● **What is expected**
Omit all images. Write out the rest of the material exactly.

● **Record extracts**
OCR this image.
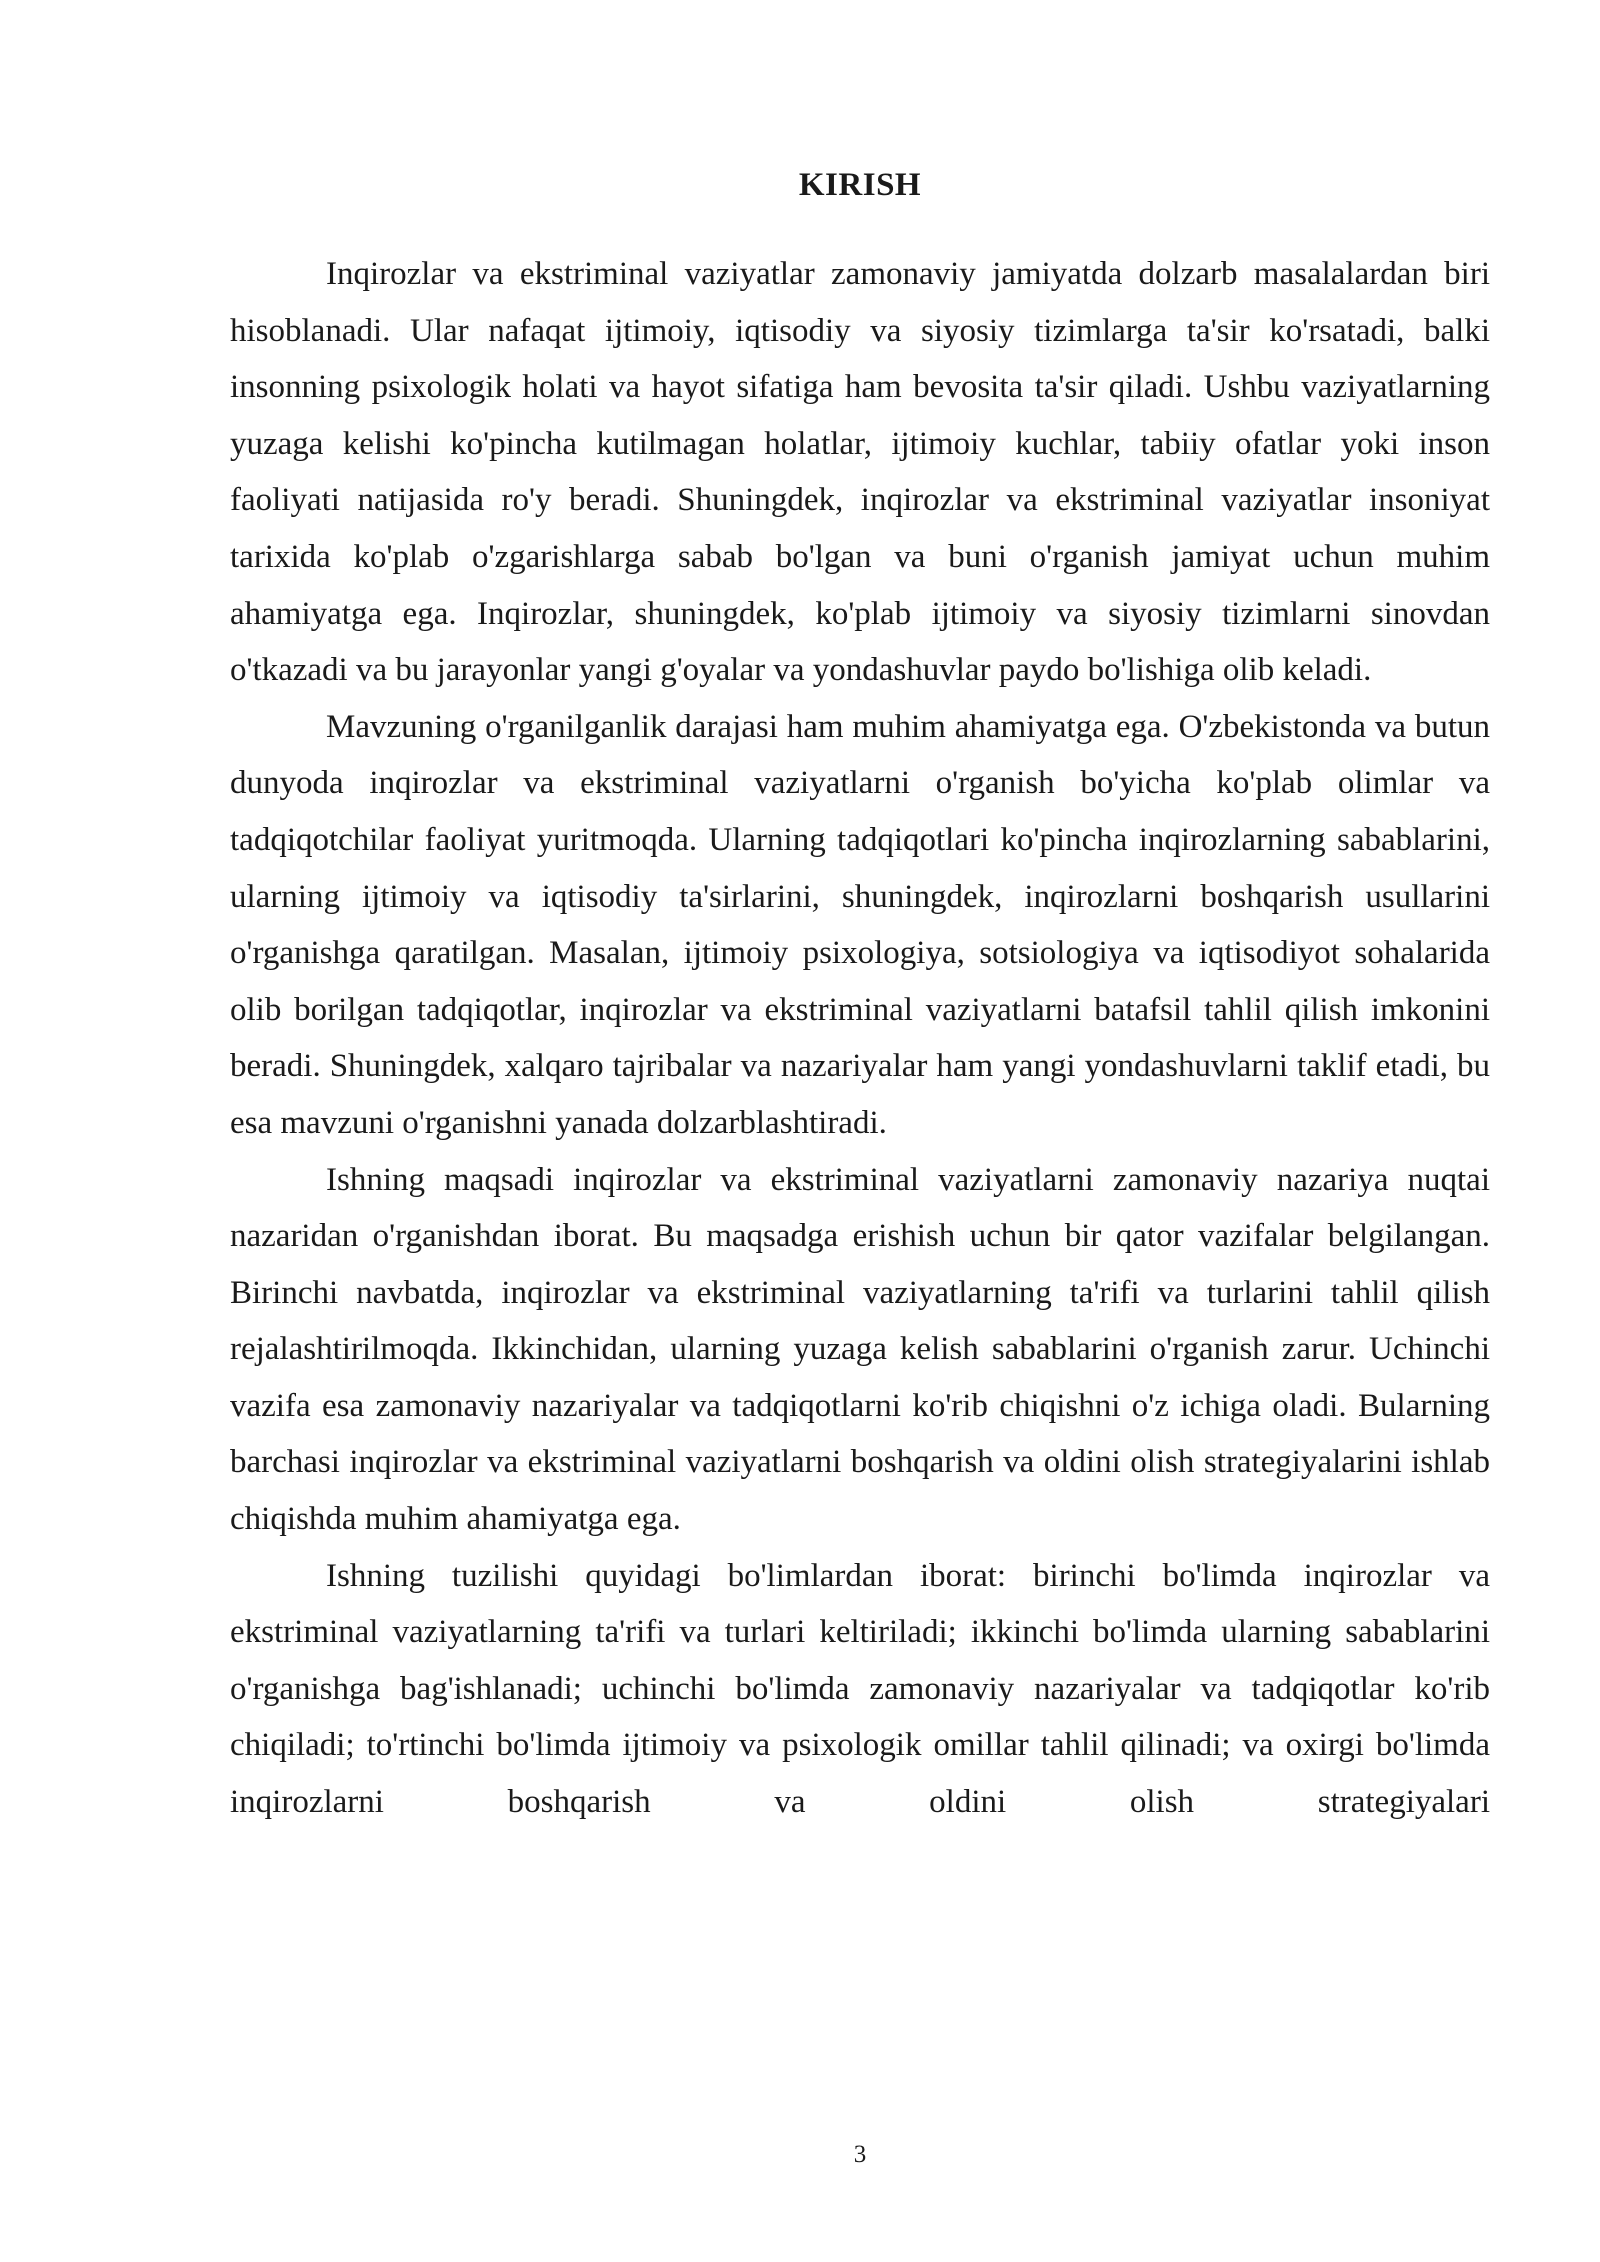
KIRISH

Inqirozlar va ekstriminal vaziyatlar zamonaviy jamiyatda dolzarb masalalardan biri hisoblanadi. Ular nafaqat ijtimoiy, iqtisodiy va siyosiy tizimlarga ta'sir ko'rsatadi, balki insonning psixologik holati va hayot sifatiga ham bevosita ta'sir qiladi. Ushbu vaziyatlarning yuzaga kelishi ko'pincha kutilmagan holatlar, ijtimoiy kuchlar, tabiiy ofatlar yoki inson faoliyati natijasida ro'y beradi. Shuningdek, inqirozlar va ekstriminal vaziyatlar insoniyat tarixida ko'plab o'zgarishlarga sabab bo'lgan va buni o'rganish jamiyat uchun muhim ahamiyatga ega. Inqirozlar, shuningdek, ko'plab ijtimoiy va siyosiy tizimlarni sinovdan o'tkazadi va bu jarayonlar yangi g'oyalar va yondashuvlar paydo bo'lishiga olib keladi.

Mavzuning o'rganilganlik darajasi ham muhim ahamiyatga ega. O'zbekistonda va butun dunyoda inqirozlar va ekstriminal vaziyatlarni o'rganish bo'yicha ko'plab olimlar va tadqiqotchilar faoliyat yuritmoqda. Ularning tadqiqotlari ko'pincha inqirozlarning sabablarini, ularning ijtimoiy va iqtisodiy ta'sirlarini, shuningdek, inqirozlarni boshqarish usullarini o'rganishga qaratilgan. Masalan, ijtimoiy psixologiya, sotsiologiya va iqtisodiyot sohalarida olib borilgan tadqiqotlar, inqirozlar va ekstriminal vaziyatlarni batafsil tahlil qilish imkonini beradi. Shuningdek, xalqaro tajribalar va nazariyalar ham yangi yondashuvlarni taklif etadi, bu esa mavzuni o'rganishni yanada dolzarblashtiradi.

Ishning maqsadi inqirozlar va ekstriminal vaziyatlarni zamonaviy nazariya nuqtai nazaridan o'rganishdan iborat. Bu maqsadga erishish uchun bir qator vazifalar belgilangan. Birinchi navbatda, inqirozlar va ekstriminal vaziyatlarning ta'rifi va turlarini tahlil qilish rejalashtirilmoqda. Ikkinchidan, ularning yuzaga kelish sabablarini o'rganish zarur. Uchinchi vazifa esa zamonaviy nazariyalar va tadqiqotlarni ko'rib chiqishni o'z ichiga oladi. Bularning barchasi inqirozlar va ekstriminal vaziyatlarni boshqarish va oldini olish strategiyalarini ishlab chiqishda muhim ahamiyatga ega.

Ishning tuzilishi quyidagi bo'limlardan iborat: birinchi bo'limda inqirozlar va ekstriminal vaziyatlarning ta'rifi va turlari keltiriladi; ikkinchi bo'limda ularning sabablarini o'rganishga bag'ishlanadi; uchinchi bo'limda zamonaviy nazariyalar va tadqiqotlar ko'rib chiqiladi; to'rtinchi bo'limda ijtimoiy va psixologik omillar tahlil qilinadi; va oxirgi bo'limda inqirozlarni boshqarish va oldini olish strategiyalari

3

● **Output of the task**
OCR this image.
KIRISH

Inqirozlar va ekstriminal vaziyatlar zamonaviy jamiyatda dolzarb masalalardan biri hisoblanadi. Ular nafaqat ijtimoiy, iqtisodiy va siyosiy tizimlarga ta'sir ko'rsatadi, balki insonning psixologik holati va hayot sifatiga ham bevosita ta'sir qiladi. Ushbu vaziyatlarning yuzaga kelishi ko'pincha kutilmagan holatlar, ijtimoiy kuchlar, tabiiy ofatlar yoki inson faoliyati natijasida ro'y beradi. Shuningdek, inqirozlar va ekstriminal vaziyatlar insoniyat tarixida ko'plab o'zgarishlarga sabab bo'lgan va buni o'rganish jamiyat uchun muhim ahamiyatga ega. Inqirozlar, shuningdek, ko'plab ijtimoiy va siyosiy tizimlarni sinovdan o'tkazadi va bu jarayonlar yangi g'oyalar va yondashuvlar paydo bo'lishiga olib keladi.

Mavzuning o'rganilganlik darajasi ham muhim ahamiyatga ega. O'zbekistonda va butun dunyoda inqirozlar va ekstriminal vaziyatlarni o'rganish bo'yicha ko'plab olimlar va tadqiqotchilar faoliyat yuritmoqda. Ularning tadqiqotlari ko'pincha inqirozlarning sabablarini, ularning ijtimoiy va iqtisodiy ta'sirlarini, shuningdek, inqirozlarni boshqarish usullarini o'rganishga qaratilgan. Masalan, ijtimoiy psixologiya, sotsiologiya va iqtisodiyot sohalarida olib borilgan tadqiqotlar, inqirozlar va ekstriminal vaziyatlarni batafsil tahlil qilish imkonini beradi. Shuningdek, xalqaro tajribalar va nazariyalar ham yangi yondashuvlarni taklif etadi, bu esa mavzuni o'rganishni yanada dolzarblashtiradi.

Ishning maqsadi inqirozlar va ekstriminal vaziyatlarni zamonaviy nazariya nuqtai nazaridan o'rganishdan iborat. Bu maqsadga erishish uchun bir qator vazifalar belgilangan. Birinchi navbatda, inqirozlar va ekstriminal vaziyatlarning ta'rifi va turlarini tahlil qilish rejalashtirilmoqda. Ikkinchidan, ularning yuzaga kelish sabablarini o'rganish zarur. Uchinchi vazifa esa zamonaviy nazariyalar va tadqiqotlarni ko'rib chiqishni o'z ichiga oladi. Bularning barchasi inqirozlar va ekstriminal vaziyatlarni boshqarish va oldini olish strategiyalarini ishlab chiqishda muhim ahamiyatga ega.

Ishning tuzilishi quyidagi bo'limlardan iborat: birinchi bo'limda inqirozlar va ekstriminal vaziyatlarning ta'rifi va turlari keltiriladi; ikkinchi bo'limda ularning sabablarini o'rganishga bag'ishlanadi; uchinchi bo'limda zamonaviy nazariyalar va tadqiqotlar ko'rib chiqiladi; to'rtinchi bo'limda ijtimoiy va psixologik omillar tahlil qilinadi; va oxirgi bo'limda inqirozlarni boshqarish va oldini olish strategiyalari

3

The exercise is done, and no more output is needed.